◆ **Exercise prompt**
All lines below must be repeated exactly, with the pictures omitted.

[Start Entries]

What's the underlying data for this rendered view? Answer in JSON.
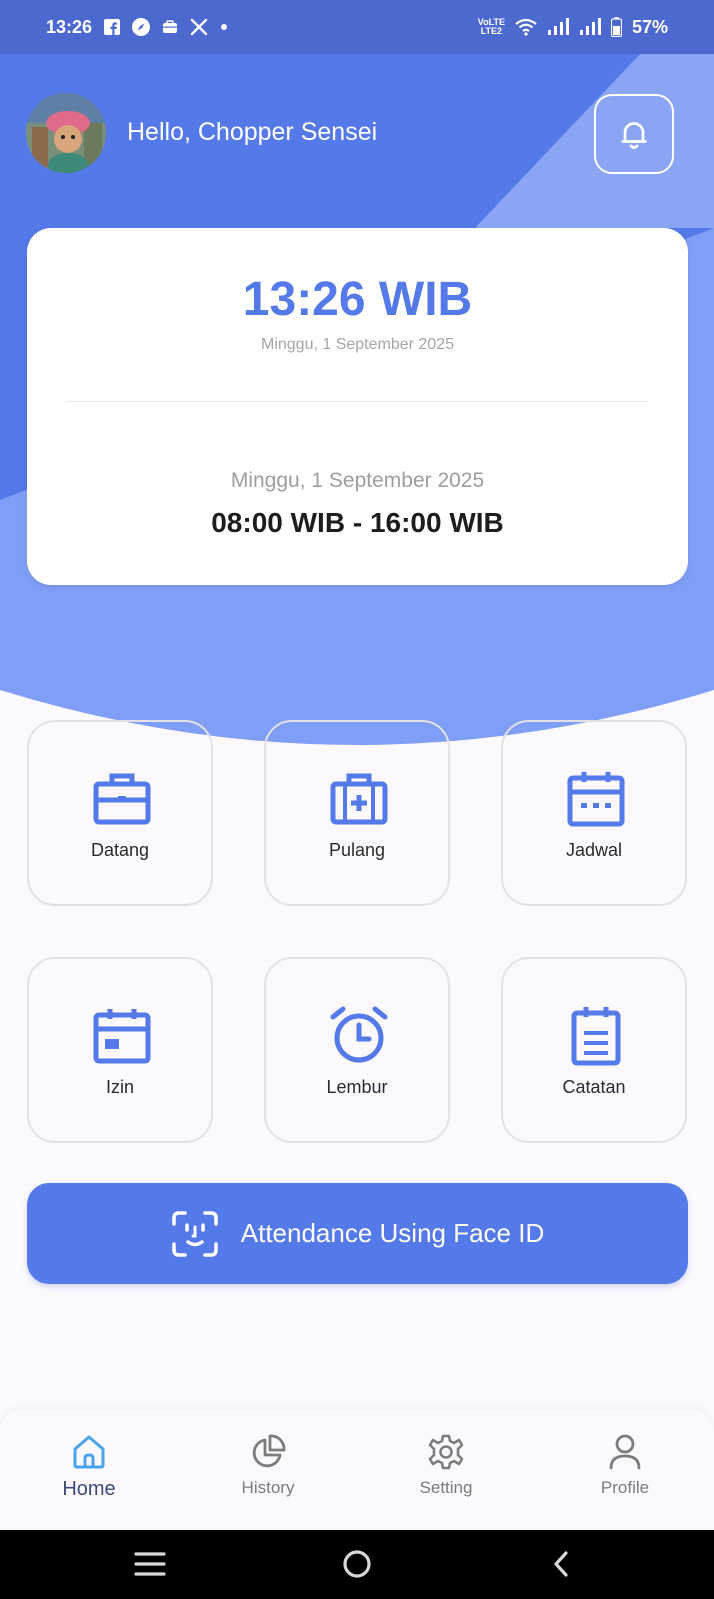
{
  "status_bar": {
    "time": "13:26",
    "battery": "57%",
    "network_label": "LTE2",
    "left_icons": [
      "facebook-icon",
      "compass-icon",
      "briefcase-icon",
      "x-icon",
      "dot-icon"
    ],
    "right_icons": [
      "volte-icon",
      "wifi-icon",
      "signal-icon",
      "signal-icon",
      "battery-icon"
    ]
  },
  "header": {
    "greeting": "Hello, Chopper Sensei",
    "notification_icon": "bell-icon"
  },
  "time_card": {
    "clock": "13:26 WIB",
    "date": "Minggu, 1 September 2025",
    "shift_date": "Minggu, 1 September 2025",
    "shift_time": "08:00 WIB - 16:00 WIB"
  },
  "menu": [
    {
      "label": "Datang",
      "icon": "briefcase-icon"
    },
    {
      "label": "Pulang",
      "icon": "medical-briefcase-icon"
    },
    {
      "label": "Jadwal",
      "icon": "calendar-dots-icon"
    },
    {
      "label": "Izin",
      "icon": "calendar-icon"
    },
    {
      "label": "Lembur",
      "icon": "alarm-clock-icon"
    },
    {
      "label": "Catatan",
      "icon": "clipboard-icon"
    }
  ],
  "face_id_button": {
    "label": "Attendance Using Face ID",
    "icon": "face-id-icon"
  },
  "bottom_nav": [
    {
      "label": "Home",
      "icon": "home-icon",
      "active": true
    },
    {
      "label": "History",
      "icon": "pie-chart-icon",
      "active": false
    },
    {
      "label": "Setting",
      "icon": "gear-icon",
      "active": false
    },
    {
      "label": "Profile",
      "icon": "user-icon",
      "active": false
    }
  ],
  "system_nav": [
    "recents-icon",
    "home-circle-icon",
    "back-icon"
  ],
  "colors": {
    "primary": "#5479e8",
    "hero_light": "#7f9ef5",
    "status_bar": "#4c69cf",
    "background": "#fbf9fd",
    "active_nav": "#3d4b7a"
  }
}
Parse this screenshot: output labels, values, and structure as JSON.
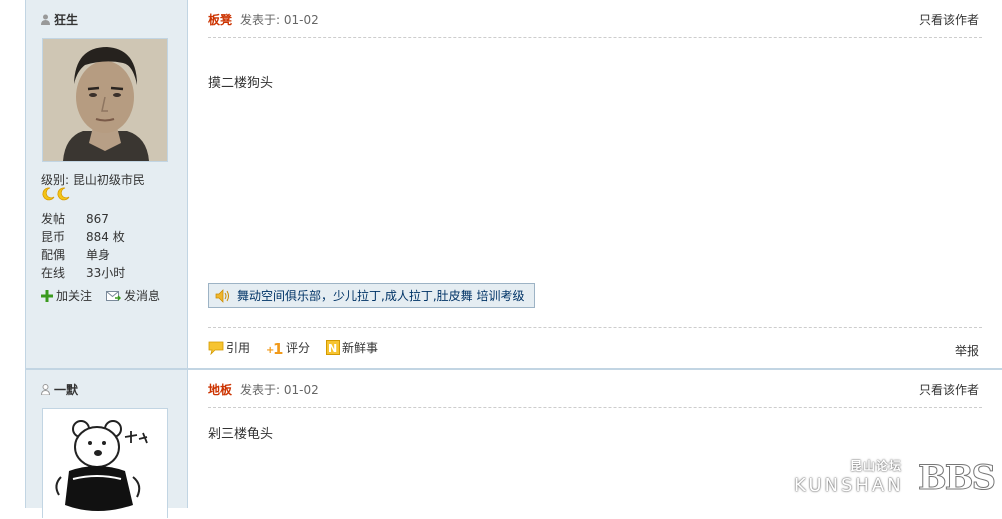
{
  "posts": [
    {
      "author": "狂生",
      "level_label": "级别: 昆山初级市民",
      "stats": [
        {
          "label": "发帖",
          "value": "867"
        },
        {
          "label": "昆币",
          "value": "884 枚"
        },
        {
          "label": "配偶",
          "value": "单身"
        },
        {
          "label": "在线",
          "value": "33小时"
        }
      ],
      "actions": {
        "follow": "加关注",
        "message": "发消息"
      },
      "floor": "板凳",
      "posted_at": "发表于: 01-02",
      "only_author": "只看该作者",
      "content": "摸二楼狗头",
      "ad_text": "舞动空间俱乐部，少儿拉丁,成人拉丁,肚皮舞 培训考级",
      "buttons": {
        "quote": "引用",
        "rate": "评分",
        "fresh": "新鲜事"
      },
      "report": "举报"
    },
    {
      "author": "一默",
      "floor": "地板",
      "posted_at": "发表于: 01-02",
      "only_author": "只看该作者",
      "content": "剁三楼龟头"
    }
  ],
  "watermark": {
    "top": "昆山论坛",
    "main": "KUNSHAN",
    "bbs": "BBS"
  },
  "colors": {
    "sidebar_bg": "#e5edf2",
    "border": "#c2d5e3",
    "floor": "#cc3300",
    "link": "#003366"
  },
  "icons": [
    "user-icon",
    "moon-icon",
    "plus-icon",
    "mail-icon",
    "speaker-icon",
    "quote-icon",
    "rate-icon",
    "fresh-icon"
  ]
}
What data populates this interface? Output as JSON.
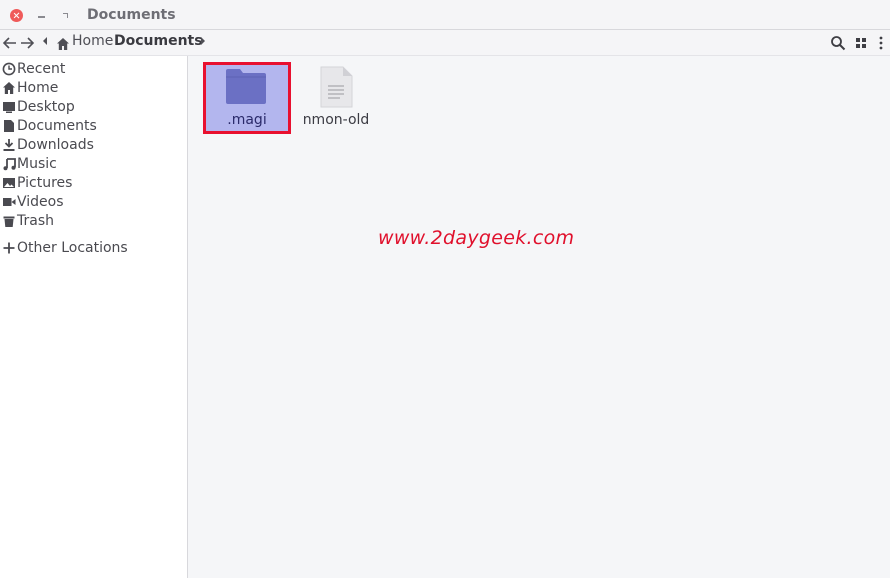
{
  "window": {
    "title": "Documents"
  },
  "toolbar": {
    "breadcrumb": [
      "Home",
      "Documents"
    ],
    "icons": [
      "back-arrow-icon",
      "forward-arrow-icon",
      "search-icon",
      "grid-view-icon",
      "kebab-menu-icon"
    ]
  },
  "sidebar": {
    "items": [
      {
        "label": "Recent",
        "icon": "clock-icon"
      },
      {
        "label": "Home",
        "icon": "home-icon"
      },
      {
        "label": "Desktop",
        "icon": "desktop-icon"
      },
      {
        "label": "Documents",
        "icon": "document-icon"
      },
      {
        "label": "Downloads",
        "icon": "download-icon"
      },
      {
        "label": "Music",
        "icon": "music-icon"
      },
      {
        "label": "Pictures",
        "icon": "picture-icon"
      },
      {
        "label": "Videos",
        "icon": "video-icon"
      },
      {
        "label": "Trash",
        "icon": "trash-icon"
      },
      {
        "label": "Other Locations",
        "icon": "plus-icon"
      }
    ]
  },
  "files": [
    {
      "name": ".magi",
      "type": "folder",
      "selected": true
    },
    {
      "name": "nmon-old",
      "type": "text-file",
      "selected": false
    }
  ],
  "watermark": "www.2daygeek.com",
  "colors": {
    "selection": "#b3b6ee",
    "highlight_border": "#e8102f",
    "folder": "#6b70c4",
    "watermark": "#e0102c",
    "close_button": "#ef5a5a"
  }
}
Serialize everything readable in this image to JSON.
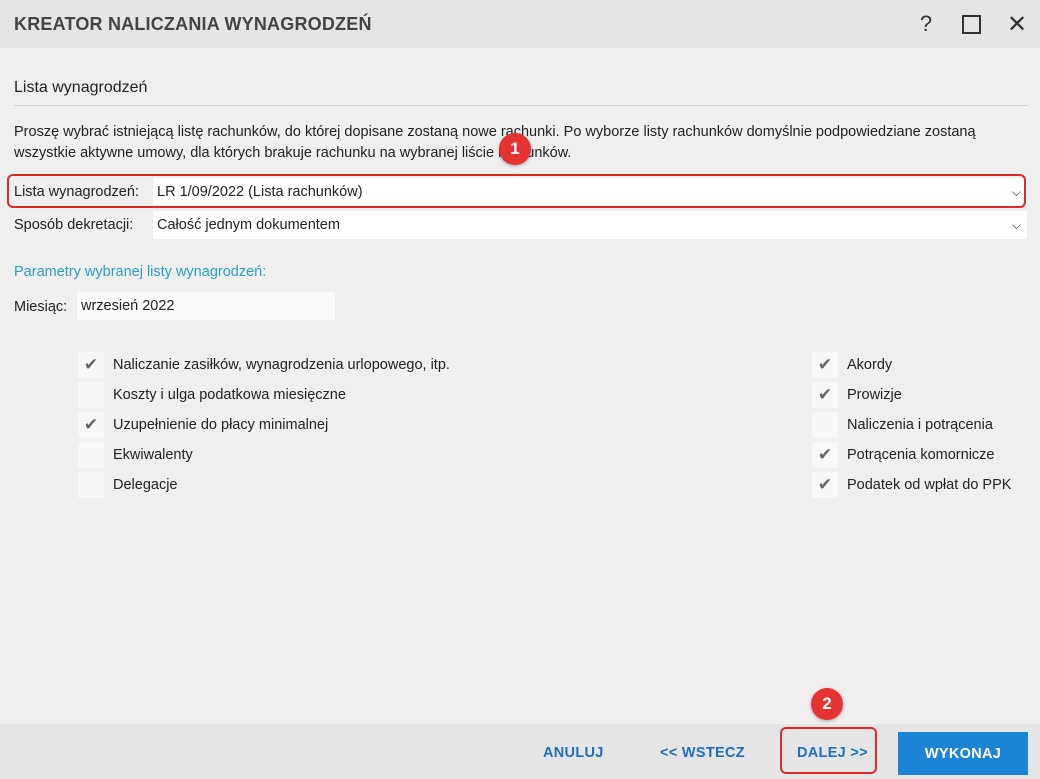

[End Entries]

◆ **Reply**
What's the underlying data for this rendered view? Answer in JSON.
{
  "status_bar": {
    "time": "13:26",
    "battery": "57%",
    "network_label": "LTE2",
    "left_icons": [
      "facebook-icon",
      "compass-icon",
      "briefcase-icon",
      "x-icon",
      "dot-icon"
    ],
    "right_icons": [
      "volte-icon",
      "wifi-icon",
      "signal-icon",
      "signal-icon",
      "battery-icon"
    ]
  },
  "header": {
    "greeting": "Hello, Chopper Sensei",
    "notification_icon": "bell-icon"
  },
  "time_card": {
    "clock": "13:26 WIB",
    "date": "Minggu, 1 September 2025",
    "shift_date": "Minggu, 1 September 2025",
    "shift_time": "08:00 WIB - 16:00 WIB"
  },
  "menu": [
    {
      "label": "Datang",
      "icon": "briefcase-icon"
    },
    {
      "label": "Pulang",
      "icon": "medical-briefcase-icon"
    },
    {
      "label": "Jadwal",
      "icon": "calendar-dots-icon"
    },
    {
      "label": "Izin",
      "icon": "calendar-icon"
    },
    {
      "label": "Lembur",
      "icon": "alarm-clock-icon"
    },
    {
      "label": "Catatan",
      "icon": "clipboard-icon"
    }
  ],
  "face_id_button": {
    "label": "Attendance Using Face ID",
    "icon": "face-id-icon"
  },
  "bottom_nav": [
    {
      "label": "Home",
      "icon": "home-icon",
      "active": true
    },
    {
      "label": "History",
      "icon": "pie-chart-icon",
      "active": false
    },
    {
      "label": "Setting",
      "icon": "gear-icon",
      "active": false
    },
    {
      "label": "Profile",
      "icon": "user-icon",
      "active": false
    }
  ],
  "system_nav": [
    "recents-icon",
    "home-circle-icon",
    "back-icon"
  ],
  "colors": {
    "primary": "#5479e8",
    "hero_light": "#7f9ef5",
    "status_bar": "#4c69cf",
    "background": "#fbf9fd",
    "active_nav": "#3d4b7a"
  }
}
Parse this screenshot: output labels, values, and structure as JSON.
{
  "posts": [
    {
      "author": "狂生",
      "level_label": "级别: 昆山初级市民",
      "stats": [
        {
          "label": "发帖",
          "value": "867"
        },
        {
          "label": "昆币",
          "value": "884 枚"
        },
        {
          "label": "配偶",
          "value": "单身"
        },
        {
          "label": "在线",
          "value": "33小时"
        }
      ],
      "actions": {
        "follow": "加关注",
        "message": "发消息"
      },
      "floor": "板凳",
      "posted_at": "发表于: 01-02",
      "only_author": "只看该作者",
      "content": "摸二楼狗头",
      "ad_text": "舞动空间俱乐部，少儿拉丁,成人拉丁,肚皮舞 培训考级",
      "buttons": {
        "quote": "引用",
        "rate": "评分",
        "fresh": "新鲜事"
      },
      "report": "举报"
    },
    {
      "author": "一默",
      "floor": "地板",
      "posted_at": "发表于: 01-02",
      "only_author": "只看该作者",
      "content": "剁三楼龟头"
    }
  ],
  "watermark": {
    "top": "昆山论坛",
    "main": "KUNSHAN",
    "bbs": "BBS"
  },
  "colors": {
    "sidebar_bg": "#e5edf2",
    "border": "#c2d5e3",
    "floor": "#cc3300",
    "link": "#003366"
  },
  "icons": [
    "user-icon",
    "moon-icon",
    "plus-icon",
    "mail-icon",
    "speaker-icon",
    "quote-icon",
    "rate-icon",
    "fresh-icon"
  ]
}
What data populates this interface? Output as JSON.
{
  "window": {
    "title": "Documents"
  },
  "toolbar": {
    "breadcrumb": [
      "Home",
      "Documents"
    ],
    "icons": [
      "back-arrow-icon",
      "forward-arrow-icon",
      "search-icon",
      "grid-view-icon",
      "kebab-menu-icon"
    ]
  },
  "sidebar": {
    "items": [
      {
        "label": "Recent",
        "icon": "clock-icon"
      },
      {
        "label": "Home",
        "icon": "home-icon"
      },
      {
        "label": "Desktop",
        "icon": "desktop-icon"
      },
      {
        "label": "Documents",
        "icon": "document-icon"
      },
      {
        "label": "Downloads",
        "icon": "download-icon"
      },
      {
        "label": "Music",
        "icon": "music-icon"
      },
      {
        "label": "Pictures",
        "icon": "picture-icon"
      },
      {
        "label": "Videos",
        "icon": "video-icon"
      },
      {
        "label": "Trash",
        "icon": "trash-icon"
      },
      {
        "label": "Other Locations",
        "icon": "plus-icon"
      }
    ]
  },
  "files": [
    {
      "name": ".magi",
      "type": "folder",
      "selected": true
    },
    {
      "name": "nmon-old",
      "type": "text-file",
      "selected": false
    }
  ],
  "watermark": "www.2daygeek.com",
  "colors": {
    "selection": "#b3b6ee",
    "highlight_border": "#e8102f",
    "folder": "#6b70c4",
    "watermark": "#e0102c",
    "close_button": "#ef5a5a"
  }
}
Serialize everything readable in this image to JSON.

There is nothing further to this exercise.